* [Brief] Gather up all lines that carry the word "this".

■ ■ ■

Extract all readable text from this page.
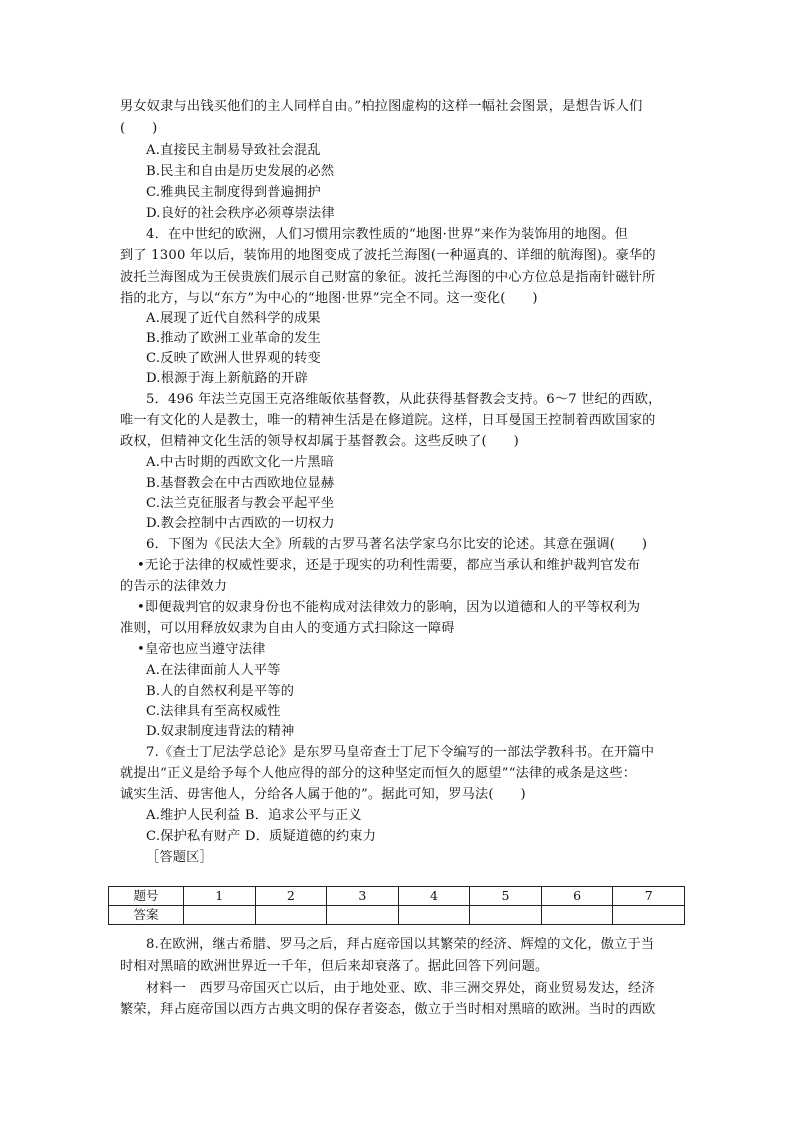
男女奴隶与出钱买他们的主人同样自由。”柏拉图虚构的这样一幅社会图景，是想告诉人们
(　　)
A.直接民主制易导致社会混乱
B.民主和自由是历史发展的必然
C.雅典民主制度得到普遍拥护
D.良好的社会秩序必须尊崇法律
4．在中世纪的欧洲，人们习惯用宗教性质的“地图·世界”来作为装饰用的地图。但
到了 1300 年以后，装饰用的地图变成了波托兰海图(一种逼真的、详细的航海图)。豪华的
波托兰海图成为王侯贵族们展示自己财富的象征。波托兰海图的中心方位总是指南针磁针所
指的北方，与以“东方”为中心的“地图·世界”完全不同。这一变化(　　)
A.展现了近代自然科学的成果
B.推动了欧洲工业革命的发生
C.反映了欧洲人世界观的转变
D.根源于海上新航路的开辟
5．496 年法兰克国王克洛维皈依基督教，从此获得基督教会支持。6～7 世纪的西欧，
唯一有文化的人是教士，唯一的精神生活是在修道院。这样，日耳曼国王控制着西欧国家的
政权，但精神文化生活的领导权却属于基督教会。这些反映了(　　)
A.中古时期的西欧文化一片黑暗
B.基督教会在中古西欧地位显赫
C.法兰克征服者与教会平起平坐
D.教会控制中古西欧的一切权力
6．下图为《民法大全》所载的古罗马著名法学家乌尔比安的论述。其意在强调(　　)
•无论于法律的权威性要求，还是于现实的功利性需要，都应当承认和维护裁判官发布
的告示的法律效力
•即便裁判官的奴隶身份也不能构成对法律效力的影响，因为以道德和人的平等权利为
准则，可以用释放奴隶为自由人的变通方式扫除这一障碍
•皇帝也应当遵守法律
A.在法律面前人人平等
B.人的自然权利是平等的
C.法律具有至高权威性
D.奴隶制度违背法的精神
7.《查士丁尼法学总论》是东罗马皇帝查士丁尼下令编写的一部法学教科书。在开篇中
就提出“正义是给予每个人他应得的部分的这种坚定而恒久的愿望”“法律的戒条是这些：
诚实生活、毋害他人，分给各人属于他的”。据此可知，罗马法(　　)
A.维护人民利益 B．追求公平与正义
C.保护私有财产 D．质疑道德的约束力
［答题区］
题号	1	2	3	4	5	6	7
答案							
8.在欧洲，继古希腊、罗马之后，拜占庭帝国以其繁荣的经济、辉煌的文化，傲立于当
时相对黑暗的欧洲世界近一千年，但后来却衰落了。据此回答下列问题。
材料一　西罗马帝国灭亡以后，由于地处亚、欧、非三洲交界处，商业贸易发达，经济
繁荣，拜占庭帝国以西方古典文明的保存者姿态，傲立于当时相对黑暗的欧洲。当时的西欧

■ ■ ■

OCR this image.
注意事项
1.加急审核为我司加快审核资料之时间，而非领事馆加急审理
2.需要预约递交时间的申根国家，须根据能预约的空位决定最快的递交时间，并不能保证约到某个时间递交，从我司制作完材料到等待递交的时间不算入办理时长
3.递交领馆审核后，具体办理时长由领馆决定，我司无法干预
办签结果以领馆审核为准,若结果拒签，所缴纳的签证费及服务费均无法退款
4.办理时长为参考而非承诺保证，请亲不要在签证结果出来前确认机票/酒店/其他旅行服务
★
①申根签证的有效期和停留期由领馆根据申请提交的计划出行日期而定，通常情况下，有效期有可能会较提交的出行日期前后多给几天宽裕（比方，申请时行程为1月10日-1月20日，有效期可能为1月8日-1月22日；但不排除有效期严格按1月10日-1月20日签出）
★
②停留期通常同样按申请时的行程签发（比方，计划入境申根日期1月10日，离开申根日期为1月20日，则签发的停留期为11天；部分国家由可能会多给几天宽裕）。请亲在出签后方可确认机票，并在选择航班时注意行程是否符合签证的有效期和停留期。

■ ■ ■

* [The output]
Extract all readable text from this page.
OCR this image.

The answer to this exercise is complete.